Raw data ▸
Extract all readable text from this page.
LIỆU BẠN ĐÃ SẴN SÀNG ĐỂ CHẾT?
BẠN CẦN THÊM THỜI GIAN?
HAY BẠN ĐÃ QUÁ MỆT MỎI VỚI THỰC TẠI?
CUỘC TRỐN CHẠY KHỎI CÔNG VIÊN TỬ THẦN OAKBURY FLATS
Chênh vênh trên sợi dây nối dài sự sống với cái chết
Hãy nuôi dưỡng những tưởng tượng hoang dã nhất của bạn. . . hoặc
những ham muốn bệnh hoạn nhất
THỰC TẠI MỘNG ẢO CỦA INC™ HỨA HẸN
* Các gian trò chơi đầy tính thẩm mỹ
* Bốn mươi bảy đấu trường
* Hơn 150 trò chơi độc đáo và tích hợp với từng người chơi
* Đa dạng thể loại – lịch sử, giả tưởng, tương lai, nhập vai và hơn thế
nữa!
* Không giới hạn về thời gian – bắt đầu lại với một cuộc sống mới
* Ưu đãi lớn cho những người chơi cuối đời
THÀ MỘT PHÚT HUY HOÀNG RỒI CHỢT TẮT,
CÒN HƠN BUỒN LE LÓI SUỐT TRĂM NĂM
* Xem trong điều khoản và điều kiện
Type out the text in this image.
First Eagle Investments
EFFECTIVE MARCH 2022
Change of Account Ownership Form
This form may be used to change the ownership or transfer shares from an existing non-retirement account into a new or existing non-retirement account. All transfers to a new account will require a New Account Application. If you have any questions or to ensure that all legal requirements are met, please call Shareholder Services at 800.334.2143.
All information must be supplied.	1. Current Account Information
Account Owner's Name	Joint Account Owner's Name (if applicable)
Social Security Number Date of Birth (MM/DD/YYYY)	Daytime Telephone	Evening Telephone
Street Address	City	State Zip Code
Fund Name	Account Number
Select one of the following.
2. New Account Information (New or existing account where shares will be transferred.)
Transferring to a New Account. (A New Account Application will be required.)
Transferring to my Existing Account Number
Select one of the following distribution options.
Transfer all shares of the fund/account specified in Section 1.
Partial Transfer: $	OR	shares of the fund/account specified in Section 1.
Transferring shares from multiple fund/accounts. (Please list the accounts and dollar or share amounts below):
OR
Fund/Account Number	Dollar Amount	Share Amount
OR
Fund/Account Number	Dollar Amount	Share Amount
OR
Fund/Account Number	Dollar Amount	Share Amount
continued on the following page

Work to be completed ▸
Your answer should be a single number: how many lines in the data above include "người"?

Expected answer ▸
2